(Listed records):
★ ★ ★ ★ ★ ★ ★

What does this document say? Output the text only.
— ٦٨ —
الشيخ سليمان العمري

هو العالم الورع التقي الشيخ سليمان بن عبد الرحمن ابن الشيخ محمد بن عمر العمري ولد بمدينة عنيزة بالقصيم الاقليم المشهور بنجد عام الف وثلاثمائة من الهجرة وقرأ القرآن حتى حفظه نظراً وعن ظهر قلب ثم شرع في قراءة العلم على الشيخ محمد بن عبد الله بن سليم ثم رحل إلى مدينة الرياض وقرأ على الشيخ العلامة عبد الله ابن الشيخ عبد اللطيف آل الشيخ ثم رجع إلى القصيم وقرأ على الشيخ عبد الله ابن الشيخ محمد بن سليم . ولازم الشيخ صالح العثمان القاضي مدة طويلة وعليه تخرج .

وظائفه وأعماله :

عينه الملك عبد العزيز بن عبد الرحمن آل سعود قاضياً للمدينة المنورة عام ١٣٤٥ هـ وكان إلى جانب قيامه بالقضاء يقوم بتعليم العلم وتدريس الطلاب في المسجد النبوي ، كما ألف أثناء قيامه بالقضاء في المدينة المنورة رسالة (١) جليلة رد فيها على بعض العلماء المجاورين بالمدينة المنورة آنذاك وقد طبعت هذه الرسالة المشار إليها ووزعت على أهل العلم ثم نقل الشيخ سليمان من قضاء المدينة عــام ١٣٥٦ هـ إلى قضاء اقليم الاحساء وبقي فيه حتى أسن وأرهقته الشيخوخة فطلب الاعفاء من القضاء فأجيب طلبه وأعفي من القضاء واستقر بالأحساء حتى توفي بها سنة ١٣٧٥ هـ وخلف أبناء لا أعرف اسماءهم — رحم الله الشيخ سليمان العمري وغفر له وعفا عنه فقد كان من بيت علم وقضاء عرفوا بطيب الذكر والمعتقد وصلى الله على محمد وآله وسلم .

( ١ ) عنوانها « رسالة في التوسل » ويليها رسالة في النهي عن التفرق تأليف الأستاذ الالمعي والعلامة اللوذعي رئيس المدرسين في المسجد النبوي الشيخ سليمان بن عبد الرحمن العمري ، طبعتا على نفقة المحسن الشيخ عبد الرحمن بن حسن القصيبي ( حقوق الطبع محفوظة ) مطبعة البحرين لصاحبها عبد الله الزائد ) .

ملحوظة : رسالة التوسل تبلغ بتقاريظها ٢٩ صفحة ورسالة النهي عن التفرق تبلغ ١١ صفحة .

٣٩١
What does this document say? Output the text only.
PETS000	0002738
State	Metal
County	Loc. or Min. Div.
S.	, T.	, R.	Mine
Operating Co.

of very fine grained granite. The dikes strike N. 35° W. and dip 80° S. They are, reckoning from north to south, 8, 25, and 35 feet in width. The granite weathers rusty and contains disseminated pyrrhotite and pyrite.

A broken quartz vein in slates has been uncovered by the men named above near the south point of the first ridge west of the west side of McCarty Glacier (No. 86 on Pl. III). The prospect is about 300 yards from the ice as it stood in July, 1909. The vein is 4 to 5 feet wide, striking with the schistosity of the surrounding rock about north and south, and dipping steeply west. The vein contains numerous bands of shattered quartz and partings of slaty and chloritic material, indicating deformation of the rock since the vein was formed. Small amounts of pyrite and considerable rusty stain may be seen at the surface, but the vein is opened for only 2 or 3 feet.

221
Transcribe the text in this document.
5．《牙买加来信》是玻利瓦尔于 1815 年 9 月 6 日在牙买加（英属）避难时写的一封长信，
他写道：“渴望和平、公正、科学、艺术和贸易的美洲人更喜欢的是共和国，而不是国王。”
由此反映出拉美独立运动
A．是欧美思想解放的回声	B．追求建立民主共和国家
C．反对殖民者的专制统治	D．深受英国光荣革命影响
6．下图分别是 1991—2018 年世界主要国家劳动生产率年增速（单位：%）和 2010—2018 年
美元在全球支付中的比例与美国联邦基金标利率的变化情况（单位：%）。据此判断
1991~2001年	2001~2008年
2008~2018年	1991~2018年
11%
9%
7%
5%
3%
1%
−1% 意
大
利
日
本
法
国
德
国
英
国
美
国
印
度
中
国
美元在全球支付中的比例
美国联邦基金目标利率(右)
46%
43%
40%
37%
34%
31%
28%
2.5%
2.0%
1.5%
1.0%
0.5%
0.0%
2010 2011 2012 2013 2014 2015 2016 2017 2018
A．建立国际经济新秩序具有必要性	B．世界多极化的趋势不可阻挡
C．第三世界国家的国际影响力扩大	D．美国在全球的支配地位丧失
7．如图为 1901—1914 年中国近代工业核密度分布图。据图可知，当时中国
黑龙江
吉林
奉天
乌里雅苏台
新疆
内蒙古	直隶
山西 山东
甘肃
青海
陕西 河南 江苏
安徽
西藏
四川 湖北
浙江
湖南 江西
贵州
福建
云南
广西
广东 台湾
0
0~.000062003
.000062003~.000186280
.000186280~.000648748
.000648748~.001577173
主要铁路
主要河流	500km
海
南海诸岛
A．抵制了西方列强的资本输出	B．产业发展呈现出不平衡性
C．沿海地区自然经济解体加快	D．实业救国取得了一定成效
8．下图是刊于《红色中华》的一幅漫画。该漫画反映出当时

★ ★ ★ ★ ★ ★ ★

(What to do):
The records above must be repeated exactly, every one of them.

(Reply to the exercise):
What does this document say? Output the text only.
— ٦٨ —
الشيخ سليمان العمري

هو العالم الورع التقي الشيخ سليمان بن عبد الرحمن ابن الشيخ محمد بن عمر العمري ولد بمدينة عنيزة بالقصيم الاقليم المشهور بنجد عام الف وثلاثمائة من الهجرة وقرأ القرآن حتى حفظه نظراً وعن ظهر قلب ثم شرع في قراءة العلم على الشيخ محمد بن عبد الله بن سليم ثم رحل إلى مدينة الرياض وقرأ على الشيخ العلامة عبد الله ابن الشيخ عبد اللطيف آل الشيخ ثم رجع إلى القصيم وقرأ على الشيخ عبد الله ابن الشيخ محمد بن سليم . ولازم الشيخ صالح العثمان القاضي مدة طويلة وعليه تخرج .

وظائفه وأعماله :

عينه الملك عبد العزيز بن عبد الرحمن آل سعود قاضياً للمدينة المنورة عام ١٣٤٥ هـ وكان إلى جانب قيامه بالقضاء يقوم بتعليم العلم وتدريس الطلاب في المسجد النبوي ، كما ألف أثناء قيامه بالقضاء في المدينة المنورة رسالة (١) جليلة رد فيها على بعض العلماء المجاورين بالمدينة المنورة آنذاك وقد طبعت هذه الرسالة المشار إليها ووزعت على أهل العلم ثم نقل الشيخ سليمان من قضاء المدينة عــام ١٣٥٦ هـ إلى قضاء اقليم الاحساء وبقي فيه حتى أسن وأرهقته الشيخوخة فطلب الاعفاء من القضاء فأجيب طلبه وأعفي من القضاء واستقر بالأحساء حتى توفي بها سنة ١٣٧٥ هـ وخلف أبناء لا أعرف اسماءهم — رحم الله الشيخ سليمان العمري وغفر له وعفا عنه فقد كان من بيت علم وقضاء عرفوا بطيب الذكر والمعتقد وصلى الله على محمد وآله وسلم .

( ١ ) عنوانها « رسالة في التوسل » ويليها رسالة في النهي عن التفرق تأليف الأستاذ الالمعي والعلامة اللوذعي رئيس المدرسين في المسجد النبوي الشيخ سليمان بن عبد الرحمن العمري ، طبعتا على نفقة المحسن الشيخ عبد الرحمن بن حسن القصيبي ( حقوق الطبع محفوظة ) مطبعة البحرين لصاحبها عبد الله الزائد ) .

ملحوظة : رسالة التوسل تبلغ بتقاريظها ٢٩ صفحة ورسالة النهي عن التفرق تبلغ ١١ صفحة .

٣٩١
What does this document say? Output the text only.
PETS000	0002738
State	Metal
County	Loc. or Min. Div.
S.	, T.	, R.	Mine
Operating Co.

of very fine grained granite. The dikes strike N. 35° W. and dip 80° S. They are, reckoning from north to south, 8, 25, and 35 feet in width. The granite weathers rusty and contains disseminated pyrrhotite and pyrite.

A broken quartz vein in slates has been uncovered by the men named above near the south point of the first ridge west of the west side of McCarty Glacier (No. 86 on Pl. III). The prospect is about 300 yards from the ice as it stood in July, 1909. The vein is 4 to 5 feet wide, striking with the schistosity of the surrounding rock about north and south, and dipping steeply west. The vein contains numerous bands of shattered quartz and partings of slaty and chloritic material, indicating deformation of the rock since the vein was formed. Small amounts of pyrite and considerable rusty stain may be seen at the surface, but the vein is opened for only 2 or 3 feet.

221
Transcribe the text in this document.
5．《牙买加来信》是玻利瓦尔于 1815 年 9 月 6 日在牙买加（英属）避难时写的一封长信，
他写道：“渴望和平、公正、科学、艺术和贸易的美洲人更喜欢的是共和国，而不是国王。”
由此反映出拉美独立运动
A．是欧美思想解放的回声	B．追求建立民主共和国家
C．反对殖民者的专制统治	D．深受英国光荣革命影响
6．下图分别是 1991—2018 年世界主要国家劳动生产率年增速（单位：%）和 2010—2018 年
美元在全球支付中的比例与美国联邦基金标利率的变化情况（单位：%）。据此判断
1991~2001年	2001~2008年
2008~2018年	1991~2018年
11%
9%
7%
5%
3%
1%
−1% 意
大
利
日
本
法
国
德
国
英
国
美
国
印
度
中
国
美元在全球支付中的比例
美国联邦基金目标利率(右)
46%
43%
40%
37%
34%
31%
28%
2.5%
2.0%
1.5%
1.0%
0.5%
0.0%
2010 2011 2012 2013 2014 2015 2016 2017 2018
A．建立国际经济新秩序具有必要性	B．世界多极化的趋势不可阻挡
C．第三世界国家的国际影响力扩大	D．美国在全球的支配地位丧失
7．如图为 1901—1914 年中国近代工业核密度分布图。据图可知，当时中国
黑龙江
吉林
奉天
乌里雅苏台
新疆
内蒙古	直隶
山西 山东
甘肃
青海
陕西 河南 江苏
安徽
西藏
四川 湖北
浙江
湖南 江西
贵州
福建
云南
广西
广东 台湾
0
0~.000062003
.000062003~.000186280
.000186280~.000648748
.000648748~.001577173
主要铁路
主要河流	500km
海
南海诸岛
A．抵制了西方列强的资本输出	B．产业发展呈现出不平衡性
C．沿海地区自然经济解体加快	D．实业救国取得了一定成效
8．下图是刊于《红色中华》的一幅漫画。该漫画反映出当时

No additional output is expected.